• [WORK REQUIRED]: Nothing in the records may be left out or altered; reproduce them all exactly.
-------- RECORDS SHOWN
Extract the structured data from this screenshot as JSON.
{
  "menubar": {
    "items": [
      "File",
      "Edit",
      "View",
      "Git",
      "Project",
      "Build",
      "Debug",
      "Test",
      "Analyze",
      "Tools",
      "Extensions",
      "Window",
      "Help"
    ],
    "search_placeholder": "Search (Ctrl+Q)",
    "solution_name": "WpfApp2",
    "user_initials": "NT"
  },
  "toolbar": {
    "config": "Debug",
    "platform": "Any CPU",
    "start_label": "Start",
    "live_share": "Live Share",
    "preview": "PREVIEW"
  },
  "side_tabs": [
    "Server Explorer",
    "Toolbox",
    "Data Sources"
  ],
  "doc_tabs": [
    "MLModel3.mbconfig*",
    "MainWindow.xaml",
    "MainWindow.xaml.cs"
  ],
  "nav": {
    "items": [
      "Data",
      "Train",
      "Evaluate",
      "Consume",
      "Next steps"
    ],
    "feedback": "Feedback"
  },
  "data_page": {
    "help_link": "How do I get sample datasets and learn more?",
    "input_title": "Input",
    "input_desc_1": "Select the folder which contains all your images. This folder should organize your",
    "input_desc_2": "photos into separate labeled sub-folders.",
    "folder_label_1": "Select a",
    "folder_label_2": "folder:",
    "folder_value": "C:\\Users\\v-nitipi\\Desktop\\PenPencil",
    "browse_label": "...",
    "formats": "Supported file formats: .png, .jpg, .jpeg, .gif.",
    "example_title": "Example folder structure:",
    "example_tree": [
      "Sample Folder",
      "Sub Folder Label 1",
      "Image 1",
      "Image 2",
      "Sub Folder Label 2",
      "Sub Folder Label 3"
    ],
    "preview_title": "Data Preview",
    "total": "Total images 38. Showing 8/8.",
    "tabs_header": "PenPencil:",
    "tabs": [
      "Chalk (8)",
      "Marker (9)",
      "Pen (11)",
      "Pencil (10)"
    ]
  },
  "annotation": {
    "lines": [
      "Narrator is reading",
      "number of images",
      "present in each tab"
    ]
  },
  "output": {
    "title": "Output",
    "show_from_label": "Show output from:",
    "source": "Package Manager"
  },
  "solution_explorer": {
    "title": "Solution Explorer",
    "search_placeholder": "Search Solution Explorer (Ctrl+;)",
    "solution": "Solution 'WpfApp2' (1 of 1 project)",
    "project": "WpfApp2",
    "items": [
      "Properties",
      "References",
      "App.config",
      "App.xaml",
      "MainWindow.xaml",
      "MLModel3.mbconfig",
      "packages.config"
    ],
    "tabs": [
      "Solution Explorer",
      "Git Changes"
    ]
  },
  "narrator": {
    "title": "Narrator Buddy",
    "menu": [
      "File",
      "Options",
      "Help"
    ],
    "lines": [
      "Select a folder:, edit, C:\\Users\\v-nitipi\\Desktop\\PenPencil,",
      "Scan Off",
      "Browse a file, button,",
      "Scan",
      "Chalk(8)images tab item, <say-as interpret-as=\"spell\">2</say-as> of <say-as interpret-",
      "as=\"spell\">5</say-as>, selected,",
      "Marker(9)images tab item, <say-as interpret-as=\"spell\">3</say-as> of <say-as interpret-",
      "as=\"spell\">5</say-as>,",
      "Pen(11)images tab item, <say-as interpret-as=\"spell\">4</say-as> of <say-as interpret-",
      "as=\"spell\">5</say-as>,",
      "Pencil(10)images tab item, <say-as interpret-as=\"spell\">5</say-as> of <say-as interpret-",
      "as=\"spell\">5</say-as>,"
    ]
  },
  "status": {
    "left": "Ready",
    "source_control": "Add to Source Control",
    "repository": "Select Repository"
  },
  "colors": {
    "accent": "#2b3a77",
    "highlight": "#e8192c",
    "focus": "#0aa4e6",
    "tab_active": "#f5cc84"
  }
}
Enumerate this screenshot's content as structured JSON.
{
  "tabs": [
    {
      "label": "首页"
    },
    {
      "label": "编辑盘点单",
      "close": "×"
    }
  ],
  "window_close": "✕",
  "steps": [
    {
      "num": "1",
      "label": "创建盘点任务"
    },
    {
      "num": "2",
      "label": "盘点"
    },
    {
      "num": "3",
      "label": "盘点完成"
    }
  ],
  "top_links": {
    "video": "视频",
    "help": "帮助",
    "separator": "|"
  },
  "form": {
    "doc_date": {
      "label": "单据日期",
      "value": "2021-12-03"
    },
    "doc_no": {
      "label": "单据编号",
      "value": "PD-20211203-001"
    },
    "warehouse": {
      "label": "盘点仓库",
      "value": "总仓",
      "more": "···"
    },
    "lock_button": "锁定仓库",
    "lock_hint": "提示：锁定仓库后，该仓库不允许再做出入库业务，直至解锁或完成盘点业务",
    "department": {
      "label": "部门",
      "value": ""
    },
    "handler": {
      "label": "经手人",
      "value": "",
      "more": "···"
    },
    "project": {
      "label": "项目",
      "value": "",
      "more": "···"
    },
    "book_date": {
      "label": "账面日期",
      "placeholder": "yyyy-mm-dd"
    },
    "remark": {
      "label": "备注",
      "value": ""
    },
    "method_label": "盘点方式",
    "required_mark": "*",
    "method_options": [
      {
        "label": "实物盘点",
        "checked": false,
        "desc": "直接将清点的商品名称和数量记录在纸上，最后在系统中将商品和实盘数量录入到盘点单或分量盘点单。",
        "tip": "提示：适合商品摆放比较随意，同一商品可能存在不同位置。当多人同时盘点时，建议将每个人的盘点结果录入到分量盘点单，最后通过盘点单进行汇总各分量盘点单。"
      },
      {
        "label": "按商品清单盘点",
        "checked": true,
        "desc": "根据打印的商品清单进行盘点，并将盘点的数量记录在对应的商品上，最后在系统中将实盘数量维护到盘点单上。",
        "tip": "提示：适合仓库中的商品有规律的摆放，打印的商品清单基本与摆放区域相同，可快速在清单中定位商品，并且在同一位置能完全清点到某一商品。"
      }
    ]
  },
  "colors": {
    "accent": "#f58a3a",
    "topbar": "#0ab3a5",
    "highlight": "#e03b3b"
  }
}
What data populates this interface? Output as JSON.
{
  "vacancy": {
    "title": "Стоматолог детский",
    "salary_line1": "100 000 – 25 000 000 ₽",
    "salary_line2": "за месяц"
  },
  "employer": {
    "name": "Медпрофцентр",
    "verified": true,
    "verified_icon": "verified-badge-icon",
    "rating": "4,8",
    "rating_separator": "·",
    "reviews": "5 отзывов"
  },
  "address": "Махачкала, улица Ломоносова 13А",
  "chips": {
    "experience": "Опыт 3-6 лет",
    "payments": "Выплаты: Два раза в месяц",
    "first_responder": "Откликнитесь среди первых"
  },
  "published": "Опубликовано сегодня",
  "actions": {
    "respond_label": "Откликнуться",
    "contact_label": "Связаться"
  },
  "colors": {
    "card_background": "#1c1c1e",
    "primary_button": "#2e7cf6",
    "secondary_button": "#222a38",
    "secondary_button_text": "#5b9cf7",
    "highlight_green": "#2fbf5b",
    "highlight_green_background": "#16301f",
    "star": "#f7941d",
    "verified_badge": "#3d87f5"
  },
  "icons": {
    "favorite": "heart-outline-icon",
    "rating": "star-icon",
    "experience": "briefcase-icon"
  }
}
----------------
• [ANSWER BELOW]:
Extract the structured data from this screenshot as JSON.
{
  "menubar": {
    "items": [
      "File",
      "Edit",
      "View",
      "Git",
      "Project",
      "Build",
      "Debug",
      "Test",
      "Analyze",
      "Tools",
      "Extensions",
      "Window",
      "Help"
    ],
    "search_placeholder": "Search (Ctrl+Q)",
    "solution_name": "WpfApp2",
    "user_initials": "NT"
  },
  "toolbar": {
    "config": "Debug",
    "platform": "Any CPU",
    "start_label": "Start",
    "live_share": "Live Share",
    "preview": "PREVIEW"
  },
  "side_tabs": [
    "Server Explorer",
    "Toolbox",
    "Data Sources"
  ],
  "doc_tabs": [
    "MLModel3.mbconfig*",
    "MainWindow.xaml",
    "MainWindow.xaml.cs"
  ],
  "nav": {
    "items": [
      "Data",
      "Train",
      "Evaluate",
      "Consume",
      "Next steps"
    ],
    "feedback": "Feedback"
  },
  "data_page": {
    "help_link": "How do I get sample datasets and learn more?",
    "input_title": "Input",
    "input_desc_1": "Select the folder which contains all your images. This folder should organize your",
    "input_desc_2": "photos into separate labeled sub-folders.",
    "folder_label_1": "Select a",
    "folder_label_2": "folder:",
    "folder_value": "C:\\Users\\v-nitipi\\Desktop\\PenPencil",
    "browse_label": "...",
    "formats": "Supported file formats: .png, .jpg, .jpeg, .gif.",
    "example_title": "Example folder structure:",
    "example_tree": [
      "Sample Folder",
      "Sub Folder Label 1",
      "Image 1",
      "Image 2",
      "Sub Folder Label 2",
      "Sub Folder Label 3"
    ],
    "preview_title": "Data Preview",
    "total": "Total images 38. Showing 8/8.",
    "tabs_header": "PenPencil:",
    "tabs": [
      "Chalk (8)",
      "Marker (9)",
      "Pen (11)",
      "Pencil (10)"
    ]
  },
  "annotation": {
    "lines": [
      "Narrator is reading",
      "number of images",
      "present in each tab"
    ]
  },
  "output": {
    "title": "Output",
    "show_from_label": "Show output from:",
    "source": "Package Manager"
  },
  "solution_explorer": {
    "title": "Solution Explorer",
    "search_placeholder": "Search Solution Explorer (Ctrl+;)",
    "solution": "Solution 'WpfApp2' (1 of 1 project)",
    "project": "WpfApp2",
    "items": [
      "Properties",
      "References",
      "App.config",
      "App.xaml",
      "MainWindow.xaml",
      "MLModel3.mbconfig",
      "packages.config"
    ],
    "tabs": [
      "Solution Explorer",
      "Git Changes"
    ]
  },
  "narrator": {
    "title": "Narrator Buddy",
    "menu": [
      "File",
      "Options",
      "Help"
    ],
    "lines": [
      "Select a folder:, edit, C:\\Users\\v-nitipi\\Desktop\\PenPencil,",
      "Scan Off",
      "Browse a file, button,",
      "Scan",
      "Chalk(8)images tab item, <say-as interpret-as=\"spell\">2</say-as> of <say-as interpret-",
      "as=\"spell\">5</say-as>, selected,",
      "Marker(9)images tab item, <say-as interpret-as=\"spell\">3</say-as> of <say-as interpret-",
      "as=\"spell\">5</say-as>,",
      "Pen(11)images tab item, <say-as interpret-as=\"spell\">4</say-as> of <say-as interpret-",
      "as=\"spell\">5</say-as>,",
      "Pencil(10)images tab item, <say-as interpret-as=\"spell\">5</say-as> of <say-as interpret-",
      "as=\"spell\">5</say-as>,"
    ]
  },
  "status": {
    "left": "Ready",
    "source_control": "Add to Source Control",
    "repository": "Select Repository"
  },
  "colors": {
    "accent": "#2b3a77",
    "highlight": "#e8192c",
    "focus": "#0aa4e6",
    "tab_active": "#f5cc84"
  }
}
Enumerate this screenshot's content as structured JSON.
{
  "tabs": [
    {
      "label": "首页"
    },
    {
      "label": "编辑盘点单",
      "close": "×"
    }
  ],
  "window_close": "✕",
  "steps": [
    {
      "num": "1",
      "label": "创建盘点任务"
    },
    {
      "num": "2",
      "label": "盘点"
    },
    {
      "num": "3",
      "label": "盘点完成"
    }
  ],
  "top_links": {
    "video": "视频",
    "help": "帮助",
    "separator": "|"
  },
  "form": {
    "doc_date": {
      "label": "单据日期",
      "value": "2021-12-03"
    },
    "doc_no": {
      "label": "单据编号",
      "value": "PD-20211203-001"
    },
    "warehouse": {
      "label": "盘点仓库",
      "value": "总仓",
      "more": "···"
    },
    "lock_button": "锁定仓库",
    "lock_hint": "提示：锁定仓库后，该仓库不允许再做出入库业务，直至解锁或完成盘点业务",
    "department": {
      "label": "部门",
      "value": ""
    },
    "handler": {
      "label": "经手人",
      "value": "",
      "more": "···"
    },
    "project": {
      "label": "项目",
      "value": "",
      "more": "···"
    },
    "book_date": {
      "label": "账面日期",
      "placeholder": "yyyy-mm-dd"
    },
    "remark": {
      "label": "备注",
      "value": ""
    },
    "method_label": "盘点方式",
    "required_mark": "*",
    "method_options": [
      {
        "label": "实物盘点",
        "checked": false,
        "desc": "直接将清点的商品名称和数量记录在纸上，最后在系统中将商品和实盘数量录入到盘点单或分量盘点单。",
        "tip": "提示：适合商品摆放比较随意，同一商品可能存在不同位置。当多人同时盘点时，建议将每个人的盘点结果录入到分量盘点单，最后通过盘点单进行汇总各分量盘点单。"
      },
      {
        "label": "按商品清单盘点",
        "checked": true,
        "desc": "根据打印的商品清单进行盘点，并将盘点的数量记录在对应的商品上，最后在系统中将实盘数量维护到盘点单上。",
        "tip": "提示：适合仓库中的商品有规律的摆放，打印的商品清单基本与摆放区域相同，可快速在清单中定位商品，并且在同一位置能完全清点到某一商品。"
      }
    ]
  },
  "colors": {
    "accent": "#f58a3a",
    "topbar": "#0ab3a5",
    "highlight": "#e03b3b"
  }
}
What data populates this interface? Output as JSON.
{
  "vacancy": {
    "title": "Стоматолог детский",
    "salary_line1": "100 000 – 25 000 000 ₽",
    "salary_line2": "за месяц"
  },
  "employer": {
    "name": "Медпрофцентр",
    "verified": true,
    "verified_icon": "verified-badge-icon",
    "rating": "4,8",
    "rating_separator": "·",
    "reviews": "5 отзывов"
  },
  "address": "Махачкала, улица Ломоносова 13А",
  "chips": {
    "experience": "Опыт 3-6 лет",
    "payments": "Выплаты: Два раза в месяц",
    "first_responder": "Откликнитесь среди первых"
  },
  "published": "Опубликовано сегодня",
  "actions": {
    "respond_label": "Откликнуться",
    "contact_label": "Связаться"
  },
  "colors": {
    "card_background": "#1c1c1e",
    "primary_button": "#2e7cf6",
    "secondary_button": "#222a38",
    "secondary_button_text": "#5b9cf7",
    "highlight_green": "#2fbf5b",
    "highlight_green_background": "#16301f",
    "star": "#f7941d",
    "verified_badge": "#3d87f5"
  },
  "icons": {
    "favorite": "heart-outline-icon",
    "rating": "star-icon",
    "experience": "briefcase-icon"
  }
}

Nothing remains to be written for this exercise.